INPUT RECORDS »
· · · · · · ·

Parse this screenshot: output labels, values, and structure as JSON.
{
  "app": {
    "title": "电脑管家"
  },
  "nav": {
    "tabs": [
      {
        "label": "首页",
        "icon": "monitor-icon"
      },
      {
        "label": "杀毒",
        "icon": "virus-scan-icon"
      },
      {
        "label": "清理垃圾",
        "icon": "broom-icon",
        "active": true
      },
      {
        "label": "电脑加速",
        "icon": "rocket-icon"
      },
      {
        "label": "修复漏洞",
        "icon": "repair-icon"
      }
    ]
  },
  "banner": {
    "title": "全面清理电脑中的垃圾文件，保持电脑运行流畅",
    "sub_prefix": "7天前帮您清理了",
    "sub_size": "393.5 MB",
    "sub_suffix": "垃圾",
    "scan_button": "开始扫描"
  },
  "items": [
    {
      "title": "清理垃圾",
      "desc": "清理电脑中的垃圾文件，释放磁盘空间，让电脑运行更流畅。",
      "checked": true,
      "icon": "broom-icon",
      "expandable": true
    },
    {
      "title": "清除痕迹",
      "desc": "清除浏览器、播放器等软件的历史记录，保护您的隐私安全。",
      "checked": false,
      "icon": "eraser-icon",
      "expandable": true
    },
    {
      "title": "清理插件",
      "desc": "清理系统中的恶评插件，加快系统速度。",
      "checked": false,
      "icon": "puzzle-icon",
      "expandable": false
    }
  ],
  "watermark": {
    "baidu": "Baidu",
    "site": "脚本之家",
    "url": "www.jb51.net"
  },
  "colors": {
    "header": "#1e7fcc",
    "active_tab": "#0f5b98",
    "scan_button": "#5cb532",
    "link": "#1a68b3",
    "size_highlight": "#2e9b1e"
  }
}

· · · · · · ·

INSTRUCTIONS FOR THE TASK » Retype the records in full, keeping every word as it is.

EXERCISE OUTPUT »
Parse this screenshot: output labels, values, and structure as JSON.
{
  "app": {
    "title": "电脑管家"
  },
  "nav": {
    "tabs": [
      {
        "label": "首页",
        "icon": "monitor-icon"
      },
      {
        "label": "杀毒",
        "icon": "virus-scan-icon"
      },
      {
        "label": "清理垃圾",
        "icon": "broom-icon",
        "active": true
      },
      {
        "label": "电脑加速",
        "icon": "rocket-icon"
      },
      {
        "label": "修复漏洞",
        "icon": "repair-icon"
      }
    ]
  },
  "banner": {
    "title": "全面清理电脑中的垃圾文件，保持电脑运行流畅",
    "sub_prefix": "7天前帮您清理了",
    "sub_size": "393.5 MB",
    "sub_suffix": "垃圾",
    "scan_button": "开始扫描"
  },
  "items": [
    {
      "title": "清理垃圾",
      "desc": "清理电脑中的垃圾文件，释放磁盘空间，让电脑运行更流畅。",
      "checked": true,
      "icon": "broom-icon",
      "expandable": true
    },
    {
      "title": "清除痕迹",
      "desc": "清除浏览器、播放器等软件的历史记录，保护您的隐私安全。",
      "checked": false,
      "icon": "eraser-icon",
      "expandable": true
    },
    {
      "title": "清理插件",
      "desc": "清理系统中的恶评插件，加快系统速度。",
      "checked": false,
      "icon": "puzzle-icon",
      "expandable": false
    }
  ],
  "watermark": {
    "baidu": "Baidu",
    "site": "脚本之家",
    "url": "www.jb51.net"
  },
  "colors": {
    "header": "#1e7fcc",
    "active_tab": "#0f5b98",
    "scan_button": "#5cb532",
    "link": "#1a68b3",
    "size_highlight": "#2e9b1e"
  }
}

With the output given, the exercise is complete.